Written request: Extract each line where the string "Aniqlash" shows up.

----------

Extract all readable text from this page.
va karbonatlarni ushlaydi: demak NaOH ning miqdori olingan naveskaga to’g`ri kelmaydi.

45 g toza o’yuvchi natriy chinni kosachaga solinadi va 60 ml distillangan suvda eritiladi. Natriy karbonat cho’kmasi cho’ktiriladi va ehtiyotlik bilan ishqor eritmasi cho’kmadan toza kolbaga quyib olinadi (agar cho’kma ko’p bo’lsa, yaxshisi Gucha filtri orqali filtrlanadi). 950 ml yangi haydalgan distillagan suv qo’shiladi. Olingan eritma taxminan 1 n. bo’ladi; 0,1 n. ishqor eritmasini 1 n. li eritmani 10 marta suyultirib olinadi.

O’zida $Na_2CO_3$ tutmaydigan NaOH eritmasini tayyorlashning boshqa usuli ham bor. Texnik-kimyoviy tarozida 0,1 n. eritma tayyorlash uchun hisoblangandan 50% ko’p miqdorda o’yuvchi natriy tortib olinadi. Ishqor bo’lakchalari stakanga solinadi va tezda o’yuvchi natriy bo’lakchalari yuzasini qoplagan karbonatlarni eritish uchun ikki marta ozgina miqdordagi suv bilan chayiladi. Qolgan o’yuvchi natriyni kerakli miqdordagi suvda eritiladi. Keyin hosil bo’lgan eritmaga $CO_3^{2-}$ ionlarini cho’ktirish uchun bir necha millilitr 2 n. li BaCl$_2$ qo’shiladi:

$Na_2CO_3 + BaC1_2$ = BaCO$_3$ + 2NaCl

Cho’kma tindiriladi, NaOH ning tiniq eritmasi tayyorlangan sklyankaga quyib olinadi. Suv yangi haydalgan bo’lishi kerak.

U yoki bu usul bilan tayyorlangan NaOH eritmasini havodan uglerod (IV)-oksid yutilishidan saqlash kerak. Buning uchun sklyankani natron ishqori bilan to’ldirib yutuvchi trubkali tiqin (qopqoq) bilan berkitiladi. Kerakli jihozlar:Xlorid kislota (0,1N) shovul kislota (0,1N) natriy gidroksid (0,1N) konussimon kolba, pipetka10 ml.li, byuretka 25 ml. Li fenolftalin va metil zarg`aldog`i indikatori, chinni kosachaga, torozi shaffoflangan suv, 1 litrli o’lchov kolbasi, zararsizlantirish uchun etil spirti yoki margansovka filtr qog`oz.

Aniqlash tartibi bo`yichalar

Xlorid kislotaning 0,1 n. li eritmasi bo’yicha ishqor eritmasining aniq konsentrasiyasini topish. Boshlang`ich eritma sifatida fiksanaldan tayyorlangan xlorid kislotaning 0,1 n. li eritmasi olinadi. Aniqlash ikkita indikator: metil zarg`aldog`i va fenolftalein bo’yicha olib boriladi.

----------

Exercise result:
Aniqlash tartibi bo`yichalar
Xlorid kislotaning 0,1 n. li eritmasi bo’yicha ishqor eritmasining aniq konsentrasiyasini topish. Boshlang`ich eritma sifatida fiksanaldan tayyorlangan xlorid kislotaning 0,1 n. li eritmasi olinadi. Aniqlash ikkita indikator: metil zarg`aldog`i va fenolftalein bo’yicha olib boriladi.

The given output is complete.